YOUR TASK :: All the data should come back exactly as it was given.

(A run of records)
▬▬▬▬▬▬

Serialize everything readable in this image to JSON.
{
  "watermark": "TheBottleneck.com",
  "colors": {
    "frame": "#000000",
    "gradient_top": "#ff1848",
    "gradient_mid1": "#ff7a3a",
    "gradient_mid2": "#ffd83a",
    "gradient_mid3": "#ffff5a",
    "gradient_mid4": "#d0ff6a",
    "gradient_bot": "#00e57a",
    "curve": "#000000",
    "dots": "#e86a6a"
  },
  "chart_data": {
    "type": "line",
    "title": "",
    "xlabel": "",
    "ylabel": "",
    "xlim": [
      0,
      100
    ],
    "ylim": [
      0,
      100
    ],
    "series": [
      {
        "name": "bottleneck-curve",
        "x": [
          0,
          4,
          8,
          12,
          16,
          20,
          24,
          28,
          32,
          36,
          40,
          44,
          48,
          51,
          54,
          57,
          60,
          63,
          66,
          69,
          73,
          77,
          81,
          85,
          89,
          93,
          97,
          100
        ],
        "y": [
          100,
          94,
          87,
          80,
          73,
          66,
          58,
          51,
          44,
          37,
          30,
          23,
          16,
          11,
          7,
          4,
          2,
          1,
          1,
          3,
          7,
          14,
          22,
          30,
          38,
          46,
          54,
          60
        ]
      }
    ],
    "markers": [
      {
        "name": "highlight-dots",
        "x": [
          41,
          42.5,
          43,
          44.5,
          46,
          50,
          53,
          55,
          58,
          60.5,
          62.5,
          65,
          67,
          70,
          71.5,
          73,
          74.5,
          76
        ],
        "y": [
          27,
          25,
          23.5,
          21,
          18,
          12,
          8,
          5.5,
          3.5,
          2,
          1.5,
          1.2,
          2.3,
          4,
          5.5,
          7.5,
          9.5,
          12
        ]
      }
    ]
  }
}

▬▬▬▬▬▬

COMPLETED TASK ::
Serialize everything readable in this image to JSON.
{
  "watermark": "TheBottleneck.com",
  "colors": {
    "frame": "#000000",
    "gradient_top": "#ff1848",
    "gradient_mid1": "#ff7a3a",
    "gradient_mid2": "#ffd83a",
    "gradient_mid3": "#ffff5a",
    "gradient_mid4": "#d0ff6a",
    "gradient_bot": "#00e57a",
    "curve": "#000000",
    "dots": "#e86a6a"
  },
  "chart_data": {
    "type": "line",
    "title": "",
    "xlabel": "",
    "ylabel": "",
    "xlim": [
      0,
      100
    ],
    "ylim": [
      0,
      100
    ],
    "series": [
      {
        "name": "bottleneck-curve",
        "x": [
          0,
          4,
          8,
          12,
          16,
          20,
          24,
          28,
          32,
          36,
          40,
          44,
          48,
          51,
          54,
          57,
          60,
          63,
          66,
          69,
          73,
          77,
          81,
          85,
          89,
          93,
          97,
          100
        ],
        "y": [
          100,
          94,
          87,
          80,
          73,
          66,
          58,
          51,
          44,
          37,
          30,
          23,
          16,
          11,
          7,
          4,
          2,
          1,
          1,
          3,
          7,
          14,
          22,
          30,
          38,
          46,
          54,
          60
        ]
      }
    ],
    "markers": [
      {
        "name": "highlight-dots",
        "x": [
          41,
          42.5,
          43,
          44.5,
          46,
          50,
          53,
          55,
          58,
          60.5,
          62.5,
          65,
          67,
          70,
          71.5,
          73,
          74.5,
          76
        ],
        "y": [
          27,
          25,
          23.5,
          21,
          18,
          12,
          8,
          5.5,
          3.5,
          2,
          1.5,
          1.2,
          2.3,
          4,
          5.5,
          7.5,
          9.5,
          12
        ]
      }
    ]
  }
}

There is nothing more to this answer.